# YOUR TASK:
Copy every line of the following data that includes the string "JSON".

>> START DATA EXTRACT

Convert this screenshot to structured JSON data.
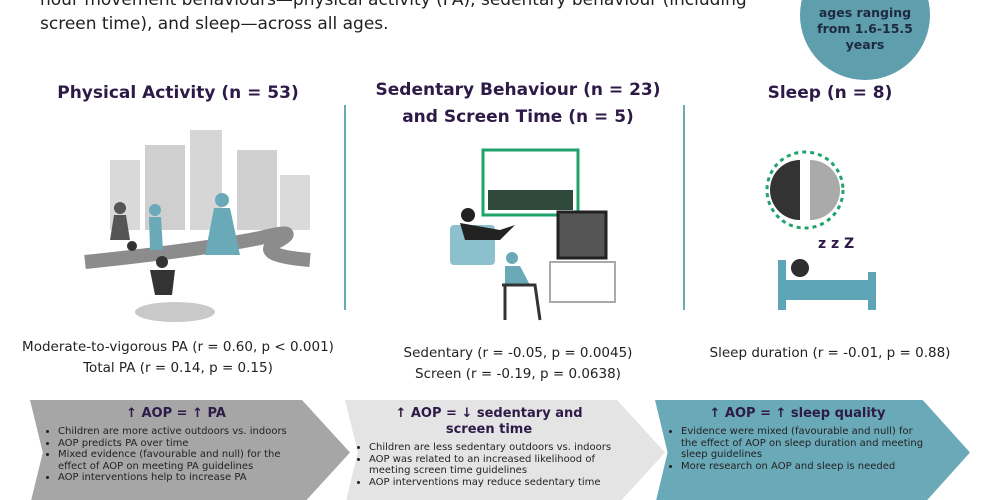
{
  "intro": {
    "lines": [
      "hour movement behaviours—physical activity (PA), sedentary behaviour (including",
      "screen time), and sleep—across all ages."
    ]
  },
  "badge": {
    "lines": [
      "ages ranging",
      "from 1.6-15.5",
      "years"
    ]
  },
  "columns": [
    {
      "title": [
        "Physical Activity (n = 53)"
      ],
      "stats": [
        "Moderate-to-vigorous PA (r = 0.60, p < 0.001)",
        "Total PA (r = 0.14, p = 0.15)"
      ],
      "finding": {
        "title": [
          "↑ AOP = ↑ PA"
        ],
        "bullets": [
          "Children are more active outdoors vs. indoors",
          "AOP predicts PA over time",
          "Mixed evidence (favourable and null) for the effect of AOP on meeting PA guidelines",
          "AOP interventions help to increase PA"
        ]
      }
    },
    {
      "title": [
        "Sedentary Behaviour (n = 23)",
        "and Screen Time (n = 5)"
      ],
      "stats": [
        "Sedentary (r = -0.05, p = 0.0045)",
        "Screen (r = -0.19, p = 0.0638)"
      ],
      "finding": {
        "title": [
          "↑ AOP = ↓ sedentary and",
          "screen time"
        ],
        "bullets": [
          "Children are less sedentary outdoors vs. indoors",
          "AOP was related to an increased likelihood of meeting screen time guidelines",
          "AOP interventions may reduce sedentary time"
        ]
      }
    },
    {
      "title": [
        "Sleep (n = 8)"
      ],
      "stats": [
        "Sleep duration (r = -0.01, p = 0.88)"
      ],
      "finding": {
        "title": [
          "↑ AOP = ↑ sleep quality"
        ],
        "bullets": [
          "Evidence were mixed (favourable and null) for the effect of AOP on sleep duration and meeting sleep guidelines",
          "More research on AOP and sleep is needed"
        ]
      }
    }
  ]
}
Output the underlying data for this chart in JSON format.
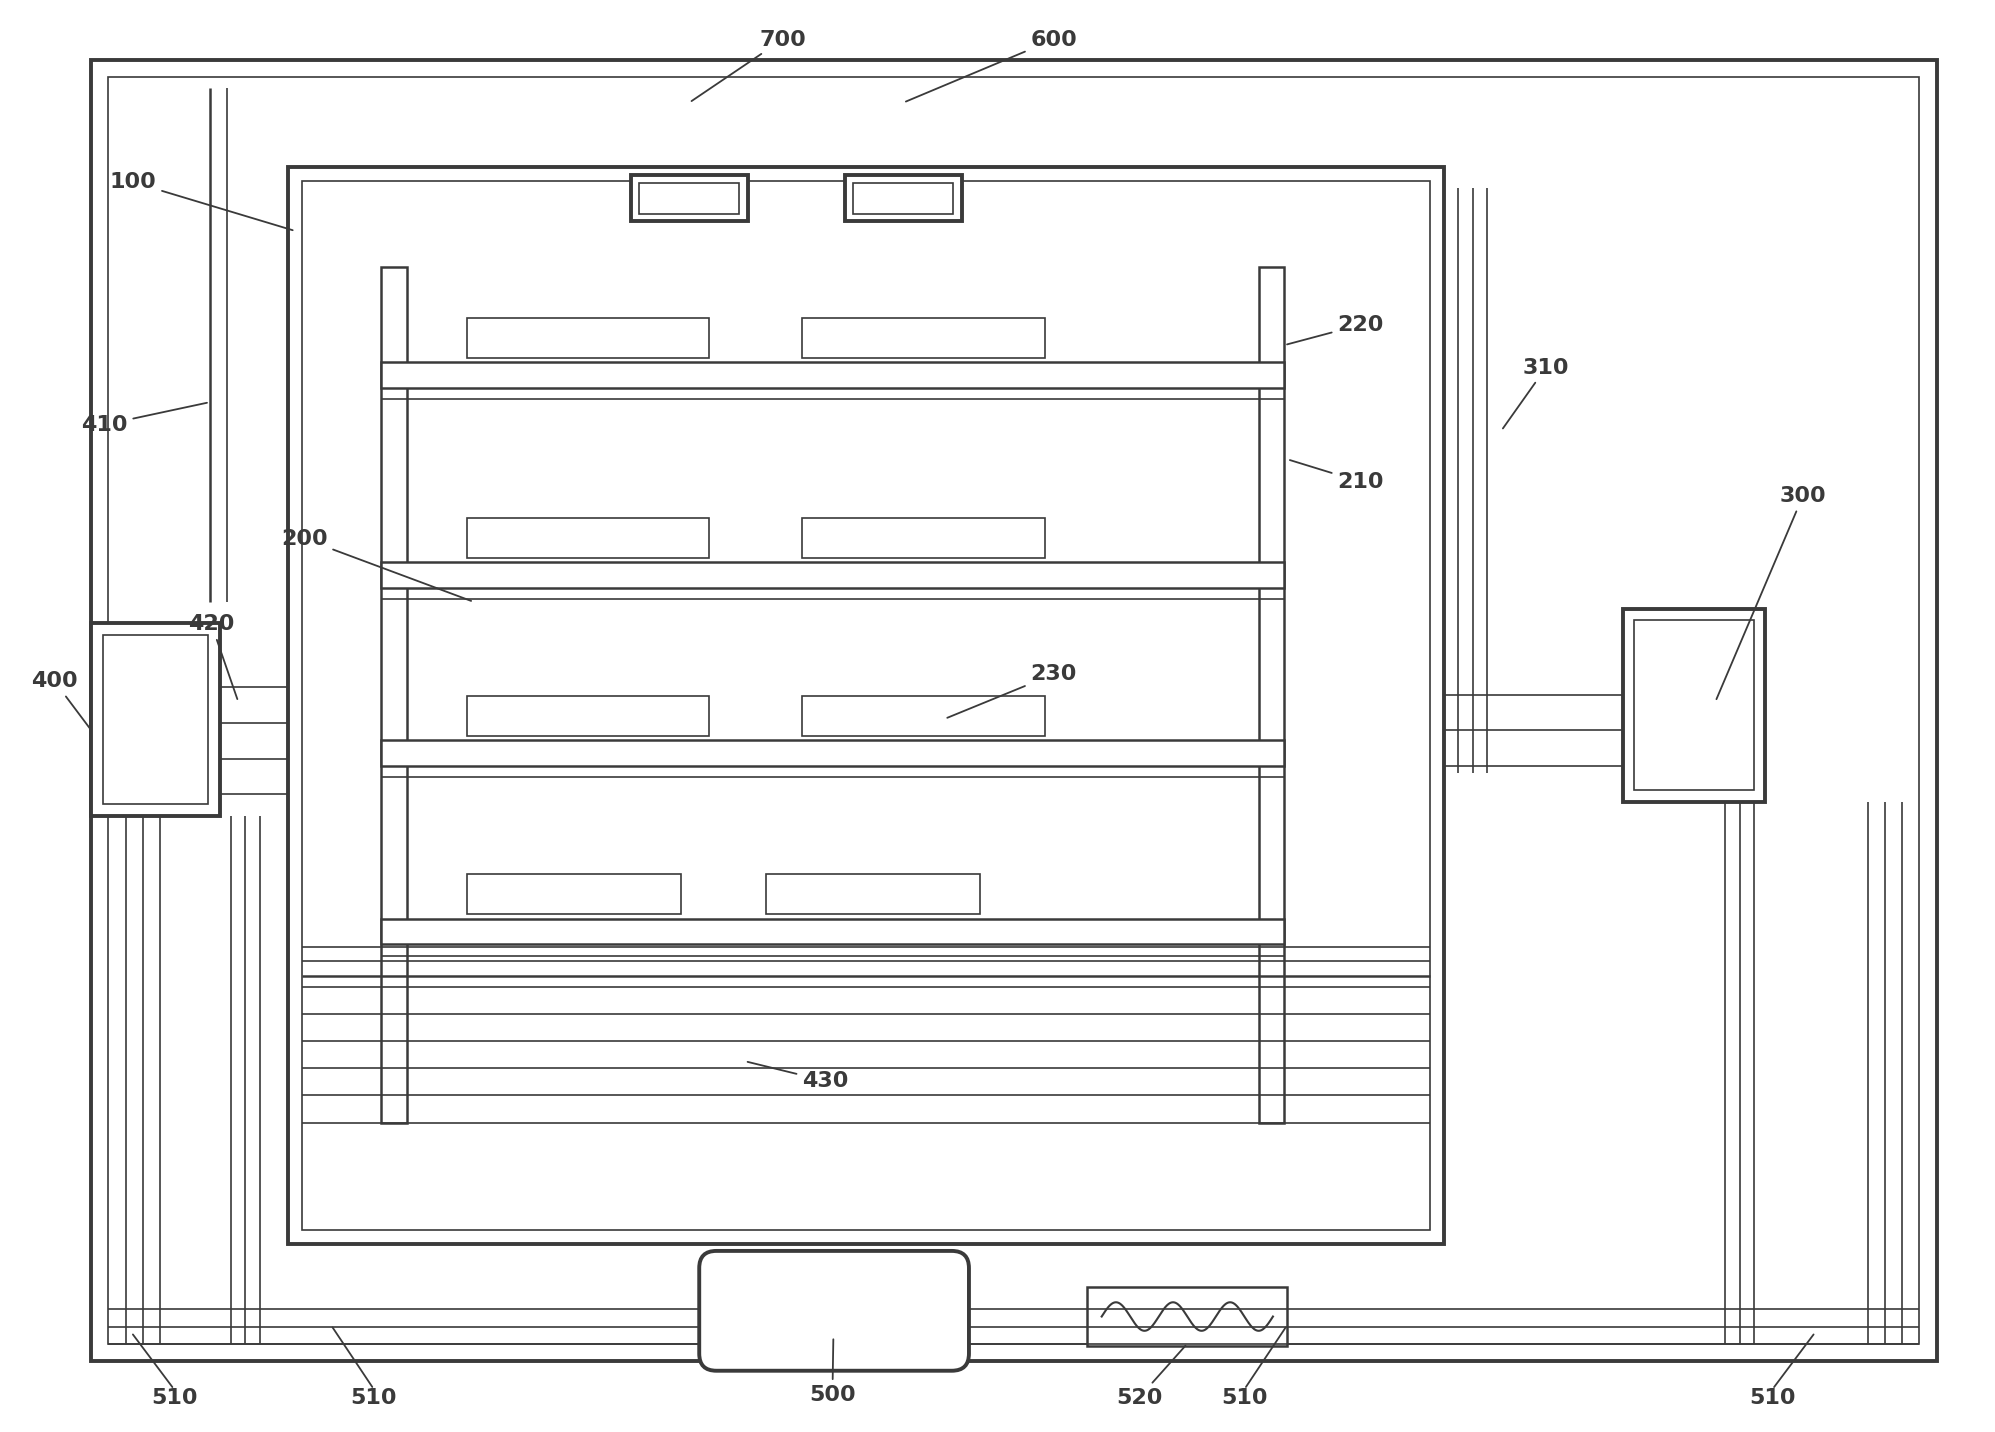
{
  "bg_color": "#ffffff",
  "lc": "#3a3a3a",
  "lw_heavy": 2.8,
  "lw_med": 1.8,
  "lw_light": 1.2,
  "fig_w": 19.95,
  "fig_h": 14.32,
  "dpi": 100,
  "label_fs": 16,
  "label_fw": "bold"
}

>> END DATA EXTRACT

# ANSWER TO THE PROBLEM:
Convert this screenshot to structured JSON data.
Output the underlying data for this chart in JSON format.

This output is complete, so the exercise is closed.